# [Exercise goal]
Give the number of lines that include the string "Technologie", nothing more.

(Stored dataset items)
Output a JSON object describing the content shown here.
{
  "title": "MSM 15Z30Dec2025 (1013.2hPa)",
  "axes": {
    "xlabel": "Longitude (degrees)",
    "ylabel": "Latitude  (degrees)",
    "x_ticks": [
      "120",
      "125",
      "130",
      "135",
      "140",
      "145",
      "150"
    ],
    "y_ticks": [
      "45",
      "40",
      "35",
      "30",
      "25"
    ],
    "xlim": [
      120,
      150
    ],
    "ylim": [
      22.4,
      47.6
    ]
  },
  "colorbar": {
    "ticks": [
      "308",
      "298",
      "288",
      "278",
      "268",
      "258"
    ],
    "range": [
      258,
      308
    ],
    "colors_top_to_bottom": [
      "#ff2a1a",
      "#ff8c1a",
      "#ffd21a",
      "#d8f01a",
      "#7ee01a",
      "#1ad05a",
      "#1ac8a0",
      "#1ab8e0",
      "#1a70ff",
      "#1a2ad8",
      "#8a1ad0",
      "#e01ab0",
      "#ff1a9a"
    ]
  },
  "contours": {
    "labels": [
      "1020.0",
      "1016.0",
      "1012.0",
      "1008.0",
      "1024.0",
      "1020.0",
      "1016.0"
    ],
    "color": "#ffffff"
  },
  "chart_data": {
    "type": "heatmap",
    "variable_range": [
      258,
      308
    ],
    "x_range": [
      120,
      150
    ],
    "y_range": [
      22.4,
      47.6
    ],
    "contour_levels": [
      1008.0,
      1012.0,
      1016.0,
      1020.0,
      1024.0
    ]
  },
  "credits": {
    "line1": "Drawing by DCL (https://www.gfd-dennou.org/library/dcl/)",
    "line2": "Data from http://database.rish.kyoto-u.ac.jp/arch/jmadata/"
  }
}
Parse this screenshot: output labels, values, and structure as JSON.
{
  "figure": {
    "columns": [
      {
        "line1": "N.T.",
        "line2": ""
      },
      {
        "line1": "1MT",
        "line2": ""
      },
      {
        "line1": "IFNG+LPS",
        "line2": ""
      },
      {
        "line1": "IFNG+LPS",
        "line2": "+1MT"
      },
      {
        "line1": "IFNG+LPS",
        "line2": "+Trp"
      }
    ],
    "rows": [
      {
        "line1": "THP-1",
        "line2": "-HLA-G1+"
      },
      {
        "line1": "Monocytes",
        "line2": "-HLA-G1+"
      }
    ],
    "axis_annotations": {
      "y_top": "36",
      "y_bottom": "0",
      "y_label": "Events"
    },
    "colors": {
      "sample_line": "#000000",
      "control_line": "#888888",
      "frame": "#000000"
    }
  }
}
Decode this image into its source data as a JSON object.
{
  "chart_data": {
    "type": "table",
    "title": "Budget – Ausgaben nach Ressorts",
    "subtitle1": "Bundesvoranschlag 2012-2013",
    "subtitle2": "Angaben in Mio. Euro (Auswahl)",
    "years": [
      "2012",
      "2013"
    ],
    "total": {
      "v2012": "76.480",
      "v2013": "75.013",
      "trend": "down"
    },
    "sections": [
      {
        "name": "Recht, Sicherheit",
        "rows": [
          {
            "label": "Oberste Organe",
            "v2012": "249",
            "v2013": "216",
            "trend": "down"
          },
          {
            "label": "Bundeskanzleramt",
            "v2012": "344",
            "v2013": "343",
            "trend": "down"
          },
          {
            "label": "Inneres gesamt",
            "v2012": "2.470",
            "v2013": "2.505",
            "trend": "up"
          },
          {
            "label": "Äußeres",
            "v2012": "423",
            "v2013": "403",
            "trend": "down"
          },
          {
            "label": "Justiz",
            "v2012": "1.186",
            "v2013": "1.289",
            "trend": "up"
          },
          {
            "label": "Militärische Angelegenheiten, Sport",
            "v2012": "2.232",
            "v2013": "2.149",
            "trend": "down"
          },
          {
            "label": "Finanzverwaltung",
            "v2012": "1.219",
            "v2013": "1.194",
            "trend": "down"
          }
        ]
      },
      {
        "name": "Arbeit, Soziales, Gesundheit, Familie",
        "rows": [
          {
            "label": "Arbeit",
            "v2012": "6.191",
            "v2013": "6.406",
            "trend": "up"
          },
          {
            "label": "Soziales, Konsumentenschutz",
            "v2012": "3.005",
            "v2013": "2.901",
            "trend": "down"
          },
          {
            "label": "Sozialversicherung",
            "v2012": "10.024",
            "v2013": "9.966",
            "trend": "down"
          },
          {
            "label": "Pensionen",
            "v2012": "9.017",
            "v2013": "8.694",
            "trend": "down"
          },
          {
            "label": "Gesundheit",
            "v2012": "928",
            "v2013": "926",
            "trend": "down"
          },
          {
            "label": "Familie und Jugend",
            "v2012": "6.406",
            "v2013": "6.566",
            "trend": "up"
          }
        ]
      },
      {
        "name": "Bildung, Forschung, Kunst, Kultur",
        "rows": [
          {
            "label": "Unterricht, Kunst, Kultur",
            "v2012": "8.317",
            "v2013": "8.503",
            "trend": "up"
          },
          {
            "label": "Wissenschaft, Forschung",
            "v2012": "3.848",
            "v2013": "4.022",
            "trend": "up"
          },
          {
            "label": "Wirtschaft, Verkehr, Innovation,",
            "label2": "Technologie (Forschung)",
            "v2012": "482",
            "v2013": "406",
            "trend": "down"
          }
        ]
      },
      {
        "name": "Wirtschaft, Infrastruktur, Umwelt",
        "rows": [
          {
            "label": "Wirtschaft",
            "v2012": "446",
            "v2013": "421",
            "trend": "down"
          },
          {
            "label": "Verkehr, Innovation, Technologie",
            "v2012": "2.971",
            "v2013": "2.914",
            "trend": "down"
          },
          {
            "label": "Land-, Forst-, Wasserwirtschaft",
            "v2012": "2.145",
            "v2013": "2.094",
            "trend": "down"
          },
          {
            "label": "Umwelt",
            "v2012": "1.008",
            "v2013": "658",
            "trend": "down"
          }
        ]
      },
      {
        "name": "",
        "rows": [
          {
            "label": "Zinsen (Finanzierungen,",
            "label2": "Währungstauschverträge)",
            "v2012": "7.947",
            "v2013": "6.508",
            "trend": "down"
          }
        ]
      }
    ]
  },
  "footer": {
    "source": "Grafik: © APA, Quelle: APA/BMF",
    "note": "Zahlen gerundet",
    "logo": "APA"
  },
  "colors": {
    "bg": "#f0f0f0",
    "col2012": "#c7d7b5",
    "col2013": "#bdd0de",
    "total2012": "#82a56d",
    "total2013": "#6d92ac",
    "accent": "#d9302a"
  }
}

# [In response]
2